# STATED TASK
Write out the entire listing below exactly as it appears, minus any pictures.

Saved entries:
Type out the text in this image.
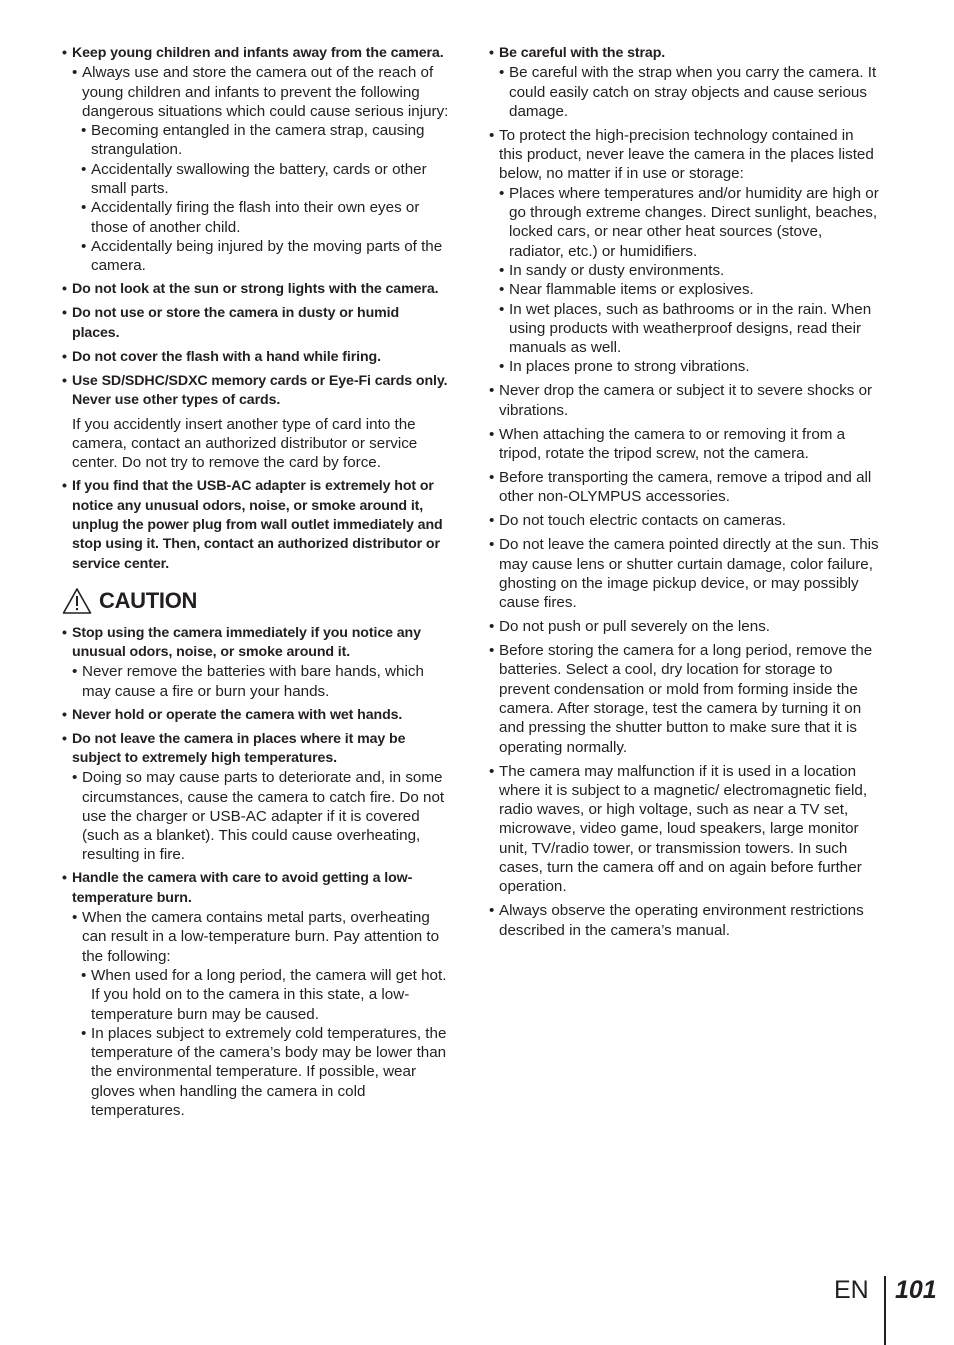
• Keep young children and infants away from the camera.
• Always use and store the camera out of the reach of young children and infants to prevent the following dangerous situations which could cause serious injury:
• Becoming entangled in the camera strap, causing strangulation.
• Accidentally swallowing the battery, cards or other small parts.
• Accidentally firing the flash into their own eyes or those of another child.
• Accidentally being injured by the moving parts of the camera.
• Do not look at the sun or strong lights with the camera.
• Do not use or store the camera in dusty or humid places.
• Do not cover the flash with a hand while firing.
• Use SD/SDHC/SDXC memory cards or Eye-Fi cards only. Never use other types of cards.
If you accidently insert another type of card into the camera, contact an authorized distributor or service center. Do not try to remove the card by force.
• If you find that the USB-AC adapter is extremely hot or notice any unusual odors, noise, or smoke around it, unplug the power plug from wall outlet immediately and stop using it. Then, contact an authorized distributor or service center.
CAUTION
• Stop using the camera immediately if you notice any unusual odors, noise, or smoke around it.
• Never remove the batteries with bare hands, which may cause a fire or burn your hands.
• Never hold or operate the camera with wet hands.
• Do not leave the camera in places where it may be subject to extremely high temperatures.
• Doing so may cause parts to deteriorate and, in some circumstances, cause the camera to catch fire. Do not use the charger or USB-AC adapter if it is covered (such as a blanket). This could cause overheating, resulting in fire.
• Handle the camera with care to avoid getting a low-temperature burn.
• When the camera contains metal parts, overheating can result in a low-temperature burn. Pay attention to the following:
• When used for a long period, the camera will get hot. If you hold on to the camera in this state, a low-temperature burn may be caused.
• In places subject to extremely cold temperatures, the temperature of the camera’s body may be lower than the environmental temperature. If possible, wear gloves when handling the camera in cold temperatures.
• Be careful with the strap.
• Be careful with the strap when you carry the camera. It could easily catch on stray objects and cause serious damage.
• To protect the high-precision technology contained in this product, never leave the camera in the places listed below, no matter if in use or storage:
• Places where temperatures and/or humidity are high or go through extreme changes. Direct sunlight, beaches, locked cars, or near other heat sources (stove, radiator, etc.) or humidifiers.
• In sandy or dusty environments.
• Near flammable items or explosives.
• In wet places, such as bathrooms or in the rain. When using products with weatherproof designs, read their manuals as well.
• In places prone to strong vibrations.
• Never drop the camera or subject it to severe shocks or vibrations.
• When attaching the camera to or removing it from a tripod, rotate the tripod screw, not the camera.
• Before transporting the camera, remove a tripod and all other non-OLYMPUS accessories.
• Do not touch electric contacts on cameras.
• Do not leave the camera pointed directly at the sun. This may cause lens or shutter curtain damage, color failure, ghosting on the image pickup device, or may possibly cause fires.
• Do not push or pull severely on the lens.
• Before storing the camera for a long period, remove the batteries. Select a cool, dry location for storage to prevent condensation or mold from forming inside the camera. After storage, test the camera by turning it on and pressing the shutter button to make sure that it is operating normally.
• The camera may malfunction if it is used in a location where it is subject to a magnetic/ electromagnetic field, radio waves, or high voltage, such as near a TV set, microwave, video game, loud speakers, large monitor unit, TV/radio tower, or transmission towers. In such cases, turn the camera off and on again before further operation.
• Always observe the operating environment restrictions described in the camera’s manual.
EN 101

# ANSWER TO THE PROBLEM
Type out the text in this image.
• Keep young children and infants away from the camera.
• Always use and store the camera out of the reach of young children and infants to prevent the following dangerous situations which could cause serious injury:
• Becoming entangled in the camera strap, causing strangulation.
• Accidentally swallowing the battery, cards or other small parts.
• Accidentally firing the flash into their own eyes or those of another child.
• Accidentally being injured by the moving parts of the camera.
• Do not look at the sun or strong lights with the camera.
• Do not use or store the camera in dusty or humid places.
• Do not cover the flash with a hand while firing.
• Use SD/SDHC/SDXC memory cards or Eye-Fi cards only. Never use other types of cards.
If you accidently insert another type of card into the camera, contact an authorized distributor or service center. Do not try to remove the card by force.
• If you find that the USB-AC adapter is extremely hot or notice any unusual odors, noise, or smoke around it, unplug the power plug from wall outlet immediately and stop using it. Then, contact an authorized distributor or service center.
CAUTION
• Stop using the camera immediately if you notice any unusual odors, noise, or smoke around it.
• Never remove the batteries with bare hands, which may cause a fire or burn your hands.
• Never hold or operate the camera with wet hands.
• Do not leave the camera in places where it may be subject to extremely high temperatures.
• Doing so may cause parts to deteriorate and, in some circumstances, cause the camera to catch fire. Do not use the charger or USB-AC adapter if it is covered (such as a blanket). This could cause overheating, resulting in fire.
• Handle the camera with care to avoid getting a low-temperature burn.
• When the camera contains metal parts, overheating can result in a low-temperature burn. Pay attention to the following:
• When used for a long period, the camera will get hot. If you hold on to the camera in this state, a low-temperature burn may be caused.
• In places subject to extremely cold temperatures, the temperature of the camera’s body may be lower than the environmental temperature. If possible, wear gloves when handling the camera in cold temperatures.
• Be careful with the strap.
• Be careful with the strap when you carry the camera. It could easily catch on stray objects and cause serious damage.
• To protect the high-precision technology contained in this product, never leave the camera in the places listed below, no matter if in use or storage:
• Places where temperatures and/or humidity are high or go through extreme changes. Direct sunlight, beaches, locked cars, or near other heat sources (stove, radiator, etc.) or humidifiers.
• In sandy or dusty environments.
• Near flammable items or explosives.
• In wet places, such as bathrooms or in the rain. When using products with weatherproof designs, read their manuals as well.
• In places prone to strong vibrations.
• Never drop the camera or subject it to severe shocks or vibrations.
• When attaching the camera to or removing it from a tripod, rotate the tripod screw, not the camera.
• Before transporting the camera, remove a tripod and all other non-OLYMPUS accessories.
• Do not touch electric contacts on cameras.
• Do not leave the camera pointed directly at the sun. This may cause lens or shutter curtain damage, color failure, ghosting on the image pickup device, or may possibly cause fires.
• Do not push or pull severely on the lens.
• Before storing the camera for a long period, remove the batteries. Select a cool, dry location for storage to prevent condensation or mold from forming inside the camera. After storage, test the camera by turning it on and pressing the shutter button to make sure that it is operating normally.
• The camera may malfunction if it is used in a location where it is subject to a magnetic/ electromagnetic field, radio waves, or high voltage, such as near a TV set, microwave, video game, loud speakers, large monitor unit, TV/radio tower, or transmission towers. In such cases, turn the camera off and on again before further operation.
• Always observe the operating environment restrictions described in the camera’s manual.
EN 101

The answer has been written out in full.